*** Supplied data ***

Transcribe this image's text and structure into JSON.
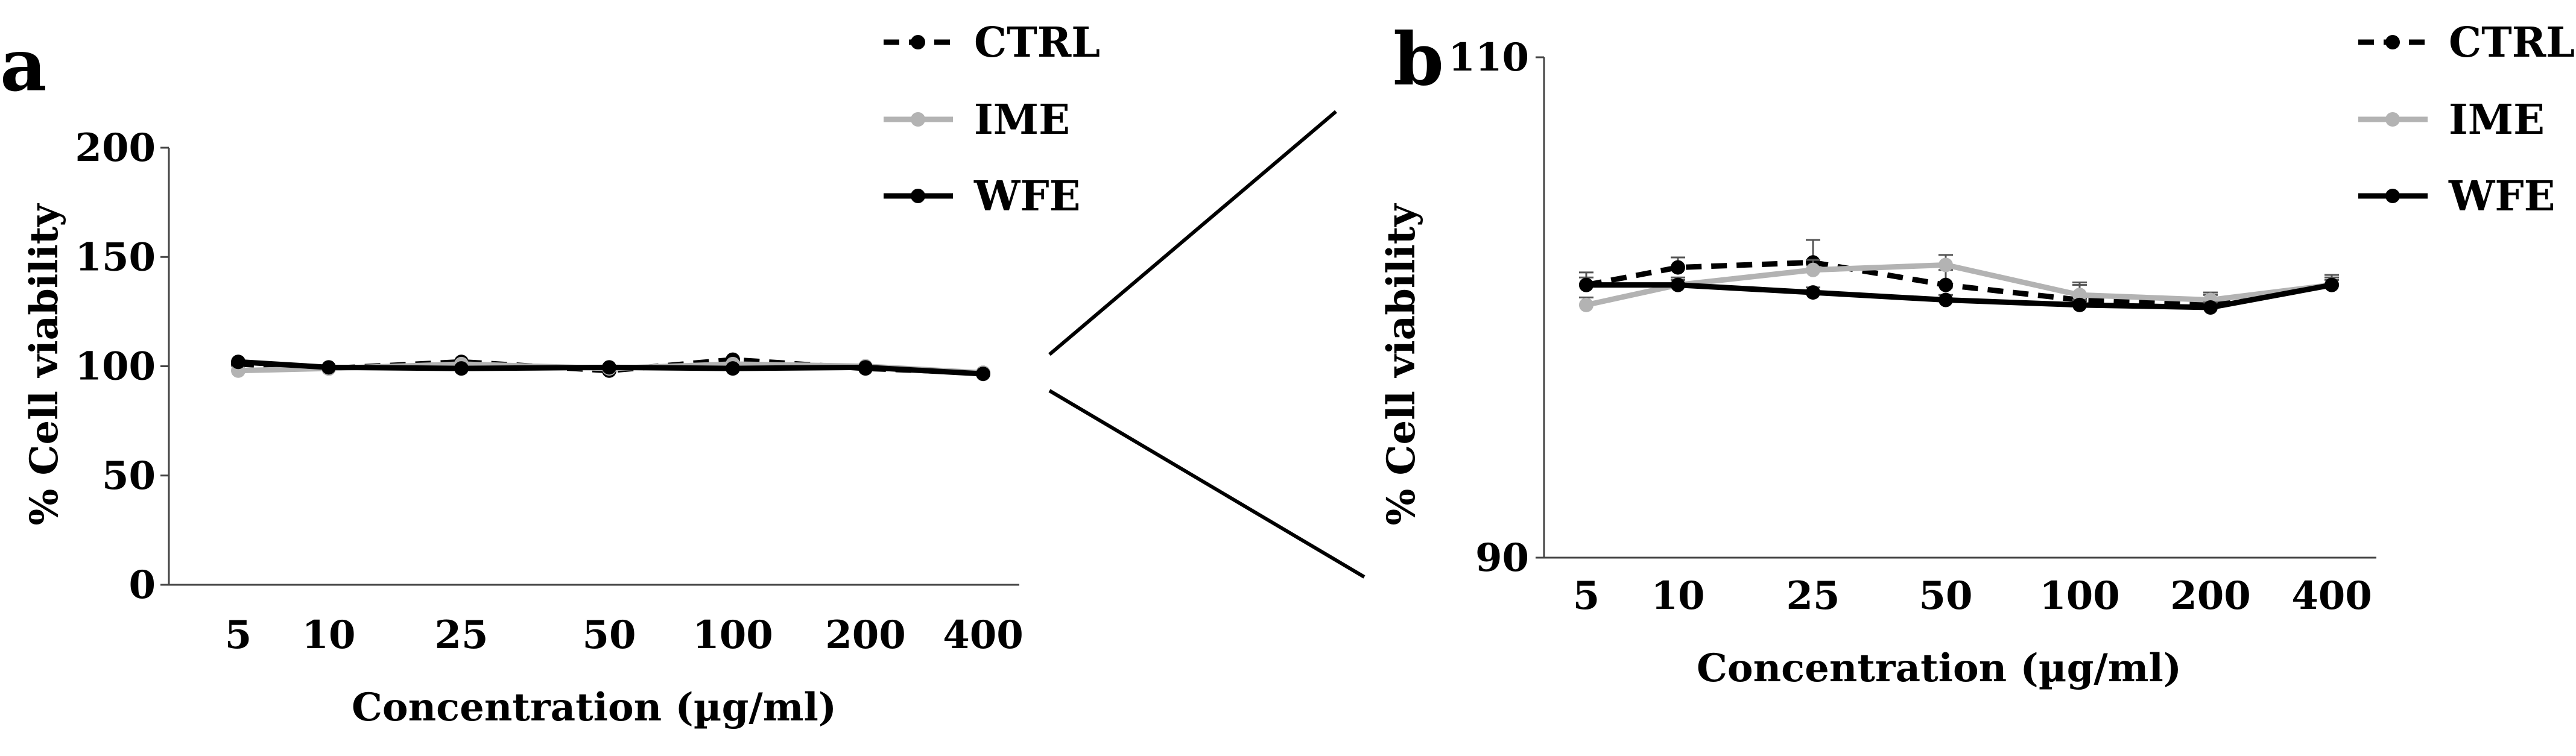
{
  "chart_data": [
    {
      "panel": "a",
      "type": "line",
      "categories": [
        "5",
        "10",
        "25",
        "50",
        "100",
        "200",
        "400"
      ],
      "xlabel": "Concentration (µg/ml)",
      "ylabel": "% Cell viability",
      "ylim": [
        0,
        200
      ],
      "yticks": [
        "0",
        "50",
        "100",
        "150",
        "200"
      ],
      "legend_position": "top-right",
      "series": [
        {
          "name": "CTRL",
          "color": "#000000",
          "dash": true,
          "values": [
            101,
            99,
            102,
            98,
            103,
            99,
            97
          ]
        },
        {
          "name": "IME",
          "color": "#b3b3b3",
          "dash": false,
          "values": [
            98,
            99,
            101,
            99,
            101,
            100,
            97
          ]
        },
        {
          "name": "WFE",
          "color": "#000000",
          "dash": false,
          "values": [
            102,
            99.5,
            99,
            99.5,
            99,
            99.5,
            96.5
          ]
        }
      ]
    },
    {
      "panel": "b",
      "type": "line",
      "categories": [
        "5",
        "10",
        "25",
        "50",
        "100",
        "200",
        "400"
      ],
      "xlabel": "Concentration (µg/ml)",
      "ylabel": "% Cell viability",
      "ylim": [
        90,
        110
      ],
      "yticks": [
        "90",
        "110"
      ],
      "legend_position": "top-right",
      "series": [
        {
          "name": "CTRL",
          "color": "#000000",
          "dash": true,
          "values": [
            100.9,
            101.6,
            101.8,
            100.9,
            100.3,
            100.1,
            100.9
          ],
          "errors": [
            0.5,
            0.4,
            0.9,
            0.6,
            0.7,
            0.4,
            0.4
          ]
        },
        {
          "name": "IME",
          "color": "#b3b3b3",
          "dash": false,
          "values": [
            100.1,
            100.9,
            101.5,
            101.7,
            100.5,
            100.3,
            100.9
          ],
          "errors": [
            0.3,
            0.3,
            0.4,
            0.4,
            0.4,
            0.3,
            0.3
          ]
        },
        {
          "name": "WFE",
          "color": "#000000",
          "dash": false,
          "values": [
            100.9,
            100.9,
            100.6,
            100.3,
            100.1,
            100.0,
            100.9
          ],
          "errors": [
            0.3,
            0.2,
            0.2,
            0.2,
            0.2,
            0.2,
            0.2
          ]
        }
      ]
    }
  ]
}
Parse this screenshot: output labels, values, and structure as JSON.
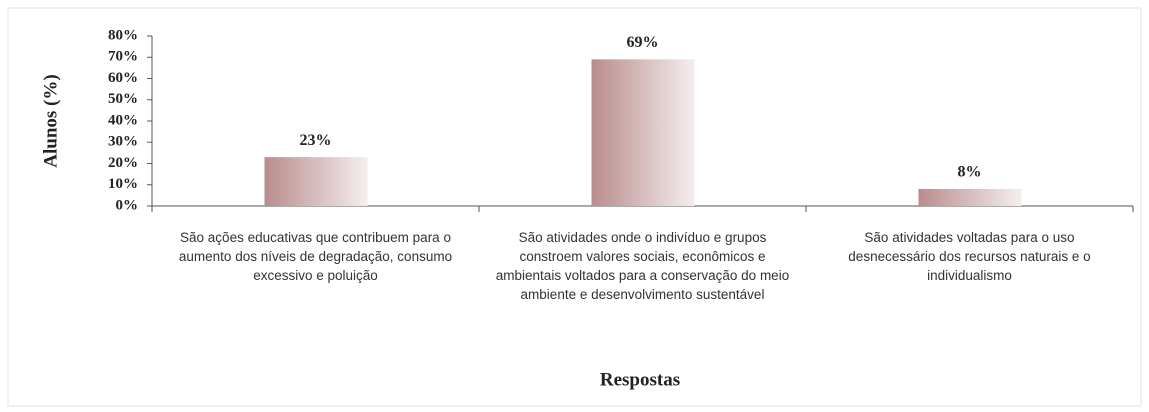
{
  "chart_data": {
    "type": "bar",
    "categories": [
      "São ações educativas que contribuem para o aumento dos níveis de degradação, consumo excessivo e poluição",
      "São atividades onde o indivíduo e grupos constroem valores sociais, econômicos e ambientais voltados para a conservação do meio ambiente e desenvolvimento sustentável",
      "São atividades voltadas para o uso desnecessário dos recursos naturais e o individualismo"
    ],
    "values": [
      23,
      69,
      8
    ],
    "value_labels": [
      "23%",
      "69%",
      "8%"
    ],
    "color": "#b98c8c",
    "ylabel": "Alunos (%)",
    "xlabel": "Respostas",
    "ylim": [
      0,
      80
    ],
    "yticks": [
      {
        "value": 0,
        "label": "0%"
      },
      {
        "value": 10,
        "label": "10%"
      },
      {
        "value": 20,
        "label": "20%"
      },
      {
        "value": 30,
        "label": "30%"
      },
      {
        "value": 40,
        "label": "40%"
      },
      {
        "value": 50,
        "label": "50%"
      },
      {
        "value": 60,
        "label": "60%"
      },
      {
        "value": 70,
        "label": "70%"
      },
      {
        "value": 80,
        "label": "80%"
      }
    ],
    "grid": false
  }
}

***

» **Work to complete**: Drop the images and repeat the data exactly.

» **Reply**:
Transcribe this image's text and structure into JSON.
{
  "chart_data": [
    {
      "panel": "a",
      "type": "line",
      "categories": [
        "5",
        "10",
        "25",
        "50",
        "100",
        "200",
        "400"
      ],
      "xlabel": "Concentration (µg/ml)",
      "ylabel": "% Cell viability",
      "ylim": [
        0,
        200
      ],
      "yticks": [
        "0",
        "50",
        "100",
        "150",
        "200"
      ],
      "legend_position": "top-right",
      "series": [
        {
          "name": "CTRL",
          "color": "#000000",
          "dash": true,
          "values": [
            101,
            99,
            102,
            98,
            103,
            99,
            97
          ]
        },
        {
          "name": "IME",
          "color": "#b3b3b3",
          "dash": false,
          "values": [
            98,
            99,
            101,
            99,
            101,
            100,
            97
          ]
        },
        {
          "name": "WFE",
          "color": "#000000",
          "dash": false,
          "values": [
            102,
            99.5,
            99,
            99.5,
            99,
            99.5,
            96.5
          ]
        }
      ]
    },
    {
      "panel": "b",
      "type": "line",
      "categories": [
        "5",
        "10",
        "25",
        "50",
        "100",
        "200",
        "400"
      ],
      "xlabel": "Concentration (µg/ml)",
      "ylabel": "% Cell viability",
      "ylim": [
        90,
        110
      ],
      "yticks": [
        "90",
        "110"
      ],
      "legend_position": "top-right",
      "series": [
        {
          "name": "CTRL",
          "color": "#000000",
          "dash": true,
          "values": [
            100.9,
            101.6,
            101.8,
            100.9,
            100.3,
            100.1,
            100.9
          ],
          "errors": [
            0.5,
            0.4,
            0.9,
            0.6,
            0.7,
            0.4,
            0.4
          ]
        },
        {
          "name": "IME",
          "color": "#b3b3b3",
          "dash": false,
          "values": [
            100.1,
            100.9,
            101.5,
            101.7,
            100.5,
            100.3,
            100.9
          ],
          "errors": [
            0.3,
            0.3,
            0.4,
            0.4,
            0.4,
            0.3,
            0.3
          ]
        },
        {
          "name": "WFE",
          "color": "#000000",
          "dash": false,
          "values": [
            100.9,
            100.9,
            100.6,
            100.3,
            100.1,
            100.0,
            100.9
          ],
          "errors": [
            0.3,
            0.2,
            0.2,
            0.2,
            0.2,
            0.2,
            0.2
          ]
        }
      ]
    }
  ]
}
Parse this screenshot: output labels, values, and structure as JSON.
{
  "chart_data": {
    "type": "bar",
    "categories": [
      "São ações educativas que contribuem para o aumento dos níveis de degradação, consumo excessivo e poluição",
      "São atividades onde o indivíduo e grupos constroem valores sociais, econômicos e ambientais voltados para a conservação do meio ambiente e desenvolvimento sustentável",
      "São atividades voltadas para o uso desnecessário dos recursos naturais e o individualismo"
    ],
    "values": [
      23,
      69,
      8
    ],
    "value_labels": [
      "23%",
      "69%",
      "8%"
    ],
    "color": "#b98c8c",
    "ylabel": "Alunos (%)",
    "xlabel": "Respostas",
    "ylim": [
      0,
      80
    ],
    "yticks": [
      {
        "value": 0,
        "label": "0%"
      },
      {
        "value": 10,
        "label": "10%"
      },
      {
        "value": 20,
        "label": "20%"
      },
      {
        "value": 30,
        "label": "30%"
      },
      {
        "value": 40,
        "label": "40%"
      },
      {
        "value": 50,
        "label": "50%"
      },
      {
        "value": 60,
        "label": "60%"
      },
      {
        "value": 70,
        "label": "70%"
      },
      {
        "value": 80,
        "label": "80%"
      }
    ],
    "grid": false
  }
}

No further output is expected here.